— START Information shown —

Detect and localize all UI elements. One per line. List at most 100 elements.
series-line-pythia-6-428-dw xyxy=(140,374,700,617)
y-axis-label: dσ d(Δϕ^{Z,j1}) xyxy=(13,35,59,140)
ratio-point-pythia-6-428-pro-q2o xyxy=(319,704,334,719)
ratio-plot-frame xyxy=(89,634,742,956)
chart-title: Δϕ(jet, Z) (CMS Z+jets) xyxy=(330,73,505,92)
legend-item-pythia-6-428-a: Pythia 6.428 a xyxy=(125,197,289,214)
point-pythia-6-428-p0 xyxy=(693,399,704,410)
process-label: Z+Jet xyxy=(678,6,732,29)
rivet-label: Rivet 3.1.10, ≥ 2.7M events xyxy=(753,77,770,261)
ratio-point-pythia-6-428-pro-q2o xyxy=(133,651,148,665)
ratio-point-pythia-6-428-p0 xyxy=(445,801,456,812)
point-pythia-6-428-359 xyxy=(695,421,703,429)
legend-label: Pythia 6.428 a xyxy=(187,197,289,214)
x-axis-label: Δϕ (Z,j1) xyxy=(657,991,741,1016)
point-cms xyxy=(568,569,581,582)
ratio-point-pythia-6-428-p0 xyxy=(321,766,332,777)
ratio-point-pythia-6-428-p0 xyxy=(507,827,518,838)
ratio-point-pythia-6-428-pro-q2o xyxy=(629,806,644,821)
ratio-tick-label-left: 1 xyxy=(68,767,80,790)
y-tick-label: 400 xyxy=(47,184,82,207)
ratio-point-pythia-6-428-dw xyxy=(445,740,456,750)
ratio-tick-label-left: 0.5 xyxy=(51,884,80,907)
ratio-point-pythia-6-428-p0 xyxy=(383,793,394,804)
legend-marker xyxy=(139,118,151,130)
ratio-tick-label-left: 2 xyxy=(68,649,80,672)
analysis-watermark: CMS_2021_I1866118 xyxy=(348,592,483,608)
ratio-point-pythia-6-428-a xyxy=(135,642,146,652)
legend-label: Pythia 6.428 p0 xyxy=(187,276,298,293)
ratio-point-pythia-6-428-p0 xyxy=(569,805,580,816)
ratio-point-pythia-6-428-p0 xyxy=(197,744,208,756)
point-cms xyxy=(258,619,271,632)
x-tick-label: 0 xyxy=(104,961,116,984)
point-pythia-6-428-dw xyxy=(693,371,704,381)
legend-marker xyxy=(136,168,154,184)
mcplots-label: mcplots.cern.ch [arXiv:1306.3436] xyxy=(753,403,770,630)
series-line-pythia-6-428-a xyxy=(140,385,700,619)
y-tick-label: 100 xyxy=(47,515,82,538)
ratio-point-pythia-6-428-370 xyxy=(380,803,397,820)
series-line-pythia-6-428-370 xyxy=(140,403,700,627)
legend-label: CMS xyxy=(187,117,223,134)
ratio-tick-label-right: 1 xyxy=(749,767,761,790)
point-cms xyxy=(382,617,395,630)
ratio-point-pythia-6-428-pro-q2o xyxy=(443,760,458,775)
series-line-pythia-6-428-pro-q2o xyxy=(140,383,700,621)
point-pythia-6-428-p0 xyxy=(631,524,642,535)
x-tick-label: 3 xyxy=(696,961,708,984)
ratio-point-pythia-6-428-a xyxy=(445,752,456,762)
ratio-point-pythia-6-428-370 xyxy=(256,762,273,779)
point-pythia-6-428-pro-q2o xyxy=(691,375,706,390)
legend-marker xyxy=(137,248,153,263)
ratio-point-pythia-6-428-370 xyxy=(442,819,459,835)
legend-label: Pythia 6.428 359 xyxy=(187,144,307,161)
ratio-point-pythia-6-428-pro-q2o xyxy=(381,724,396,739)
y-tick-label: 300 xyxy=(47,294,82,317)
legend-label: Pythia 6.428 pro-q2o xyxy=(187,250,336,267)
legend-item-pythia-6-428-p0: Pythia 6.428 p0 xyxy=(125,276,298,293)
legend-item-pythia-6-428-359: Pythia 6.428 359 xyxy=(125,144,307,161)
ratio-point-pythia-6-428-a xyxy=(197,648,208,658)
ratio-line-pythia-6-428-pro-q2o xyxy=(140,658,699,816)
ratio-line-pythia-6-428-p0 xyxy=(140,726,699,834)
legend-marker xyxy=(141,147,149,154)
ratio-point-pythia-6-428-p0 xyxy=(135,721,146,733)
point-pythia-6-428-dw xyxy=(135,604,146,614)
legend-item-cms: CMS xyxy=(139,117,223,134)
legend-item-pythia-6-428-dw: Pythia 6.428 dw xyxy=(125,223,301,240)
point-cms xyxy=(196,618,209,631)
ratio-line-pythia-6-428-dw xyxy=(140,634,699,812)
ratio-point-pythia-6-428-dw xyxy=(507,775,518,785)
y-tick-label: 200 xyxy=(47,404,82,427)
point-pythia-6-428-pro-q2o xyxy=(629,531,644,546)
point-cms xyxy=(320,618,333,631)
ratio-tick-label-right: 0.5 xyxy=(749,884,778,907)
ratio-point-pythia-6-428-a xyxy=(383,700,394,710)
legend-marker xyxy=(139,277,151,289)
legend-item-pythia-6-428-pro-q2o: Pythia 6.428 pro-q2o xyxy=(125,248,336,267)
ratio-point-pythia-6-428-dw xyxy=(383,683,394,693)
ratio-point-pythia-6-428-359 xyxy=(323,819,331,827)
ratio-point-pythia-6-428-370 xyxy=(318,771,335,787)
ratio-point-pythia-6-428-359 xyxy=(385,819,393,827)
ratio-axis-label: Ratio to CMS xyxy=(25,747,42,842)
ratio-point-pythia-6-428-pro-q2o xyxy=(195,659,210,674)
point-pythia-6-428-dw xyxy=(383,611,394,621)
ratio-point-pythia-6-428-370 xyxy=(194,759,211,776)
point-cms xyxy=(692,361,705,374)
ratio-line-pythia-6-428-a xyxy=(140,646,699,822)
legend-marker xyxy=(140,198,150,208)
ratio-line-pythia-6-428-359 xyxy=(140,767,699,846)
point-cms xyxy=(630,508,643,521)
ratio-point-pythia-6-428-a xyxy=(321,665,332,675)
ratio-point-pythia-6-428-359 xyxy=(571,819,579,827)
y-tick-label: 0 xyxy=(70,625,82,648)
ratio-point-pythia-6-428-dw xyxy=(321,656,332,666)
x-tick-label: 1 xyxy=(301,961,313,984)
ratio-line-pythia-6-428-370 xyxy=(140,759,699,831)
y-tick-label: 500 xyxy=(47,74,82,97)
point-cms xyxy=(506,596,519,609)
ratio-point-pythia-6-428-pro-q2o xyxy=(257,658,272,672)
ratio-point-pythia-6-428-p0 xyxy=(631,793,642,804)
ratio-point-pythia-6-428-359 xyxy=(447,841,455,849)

— END Information shown —

◆ Job:
Swap every occurrence of "Pythia 6.428" in the data above for "PYTHIA 6.428" and reproduce the lines with nothing else altered.

◆ Written response:
Detect and localize all UI elements. One per line. List at most 100 elements.
series-line-pythia-6-428-dw xyxy=(140,374,700,617)
y-axis-label: dσ d(Δϕ^{Z,j1}) xyxy=(13,35,59,140)
ratio-point-pythia-6-428-pro-q2o xyxy=(319,704,334,719)
ratio-plot-frame xyxy=(89,634,742,956)
chart-title: Δϕ(jet, Z) (CMS Z+jets) xyxy=(330,73,505,92)
legend-item-pythia-6-428-a: PYTHIA 6.428 a xyxy=(125,197,289,214)
point-pythia-6-428-p0 xyxy=(693,399,704,410)
process-label: Z+Jet xyxy=(678,6,732,29)
rivet-label: Rivet 3.1.10, ≥ 2.7M events xyxy=(753,77,770,261)
ratio-point-pythia-6-428-pro-q2o xyxy=(133,651,148,665)
ratio-point-pythia-6-428-p0 xyxy=(445,801,456,812)
point-pythia-6-428-359 xyxy=(695,421,703,429)
legend-label: PYTHIA 6.428 a xyxy=(187,197,289,214)
x-axis-label: Δϕ (Z,j1) xyxy=(657,991,741,1016)
point-cms xyxy=(568,569,581,582)
ratio-point-pythia-6-428-p0 xyxy=(321,766,332,777)
ratio-point-pythia-6-428-p0 xyxy=(507,827,518,838)
ratio-point-pythia-6-428-pro-q2o xyxy=(629,806,644,821)
ratio-tick-label-left: 1 xyxy=(68,767,80,790)
y-tick-label: 400 xyxy=(47,184,82,207)
ratio-point-pythia-6-428-dw xyxy=(445,740,456,750)
ratio-tick-label-left: 0.5 xyxy=(51,884,80,907)
ratio-point-pythia-6-428-p0 xyxy=(383,793,394,804)
legend-marker xyxy=(139,118,151,130)
ratio-tick-label-left: 2 xyxy=(68,649,80,672)
analysis-watermark: CMS_2021_I1866118 xyxy=(348,592,483,608)
ratio-point-pythia-6-428-a xyxy=(135,642,146,652)
legend-label: PYTHIA 6.428 p0 xyxy=(187,276,298,293)
ratio-point-pythia-6-428-p0 xyxy=(569,805,580,816)
ratio-point-pythia-6-428-p0 xyxy=(197,744,208,756)
point-cms xyxy=(258,619,271,632)
x-tick-label: 0 xyxy=(104,961,116,984)
point-pythia-6-428-dw xyxy=(693,371,704,381)
legend-marker xyxy=(136,168,154,184)
mcplots-label: mcplots.cern.ch [arXiv:1306.3436] xyxy=(753,403,770,630)
series-line-pythia-6-428-a xyxy=(140,385,700,619)
y-tick-label: 100 xyxy=(47,515,82,538)
ratio-point-pythia-6-428-370 xyxy=(380,803,397,820)
series-line-pythia-6-428-370 xyxy=(140,403,700,627)
legend-label: CMS xyxy=(187,117,223,134)
ratio-tick-label-right: 1 xyxy=(749,767,761,790)
point-cms xyxy=(382,617,395,630)
ratio-point-pythia-6-428-pro-q2o xyxy=(443,760,458,775)
series-line-pythia-6-428-pro-q2o xyxy=(140,383,700,621)
point-pythia-6-428-p0 xyxy=(631,524,642,535)
x-tick-label: 3 xyxy=(696,961,708,984)
ratio-point-pythia-6-428-a xyxy=(445,752,456,762)
ratio-point-pythia-6-428-370 xyxy=(256,762,273,779)
point-pythia-6-428-pro-q2o xyxy=(691,375,706,390)
legend-marker xyxy=(137,248,153,263)
ratio-point-pythia-6-428-370 xyxy=(442,819,459,835)
legend-label: PYTHIA 6.428 359 xyxy=(187,144,307,161)
ratio-point-pythia-6-428-pro-q2o xyxy=(381,724,396,739)
y-tick-label: 300 xyxy=(47,294,82,317)
legend-label: PYTHIA 6.428 pro-q2o xyxy=(187,250,336,267)
legend-item-pythia-6-428-p0: PYTHIA 6.428 p0 xyxy=(125,276,298,293)
legend-item-pythia-6-428-359: PYTHIA 6.428 359 xyxy=(125,144,307,161)
ratio-point-pythia-6-428-a xyxy=(197,648,208,658)
ratio-line-pythia-6-428-pro-q2o xyxy=(140,658,699,816)
ratio-line-pythia-6-428-p0 xyxy=(140,726,699,834)
legend-marker xyxy=(141,147,149,154)
ratio-point-pythia-6-428-p0 xyxy=(135,721,146,733)
point-pythia-6-428-dw xyxy=(135,604,146,614)
legend-item-cms: CMS xyxy=(139,117,223,134)
legend-item-pythia-6-428-dw: PYTHIA 6.428 dw xyxy=(125,223,301,240)
point-cms xyxy=(196,618,209,631)
ratio-line-pythia-6-428-dw xyxy=(140,634,699,812)
ratio-point-pythia-6-428-dw xyxy=(507,775,518,785)
y-tick-label: 200 xyxy=(47,404,82,427)
point-pythia-6-428-pro-q2o xyxy=(629,531,644,546)
point-cms xyxy=(320,618,333,631)
ratio-tick-label-right: 0.5 xyxy=(749,884,778,907)
ratio-point-pythia-6-428-a xyxy=(383,700,394,710)
legend-marker xyxy=(139,277,151,289)
legend-item-pythia-6-428-pro-q2o: PYTHIA 6.428 pro-q2o xyxy=(125,248,336,267)
ratio-point-pythia-6-428-dw xyxy=(383,683,394,693)
ratio-point-pythia-6-428-359 xyxy=(323,819,331,827)
ratio-point-pythia-6-428-370 xyxy=(318,771,335,787)
ratio-point-pythia-6-428-359 xyxy=(385,819,393,827)
ratio-axis-label: Ratio to CMS xyxy=(25,747,42,842)
ratio-point-pythia-6-428-pro-q2o xyxy=(195,659,210,674)
point-pythia-6-428-dw xyxy=(383,611,394,621)
ratio-point-pythia-6-428-370 xyxy=(194,759,211,776)
point-cms xyxy=(692,361,705,374)
ratio-line-pythia-6-428-a xyxy=(140,646,699,822)
legend-marker xyxy=(140,198,150,208)
ratio-line-pythia-6-428-359 xyxy=(140,767,699,846)
point-cms xyxy=(630,508,643,521)
ratio-point-pythia-6-428-a xyxy=(321,665,332,675)
ratio-point-pythia-6-428-359 xyxy=(571,819,579,827)
y-tick-label: 0 xyxy=(70,625,82,648)
ratio-point-pythia-6-428-dw xyxy=(321,656,332,666)
x-tick-label: 1 xyxy=(301,961,313,984)
ratio-line-pythia-6-428-370 xyxy=(140,759,699,831)
y-tick-label: 500 xyxy=(47,74,82,97)
point-cms xyxy=(506,596,519,609)
ratio-point-pythia-6-428-pro-q2o xyxy=(257,658,272,672)
ratio-point-pythia-6-428-p0 xyxy=(631,793,642,804)
ratio-point-pythia-6-428-359 xyxy=(447,841,455,849)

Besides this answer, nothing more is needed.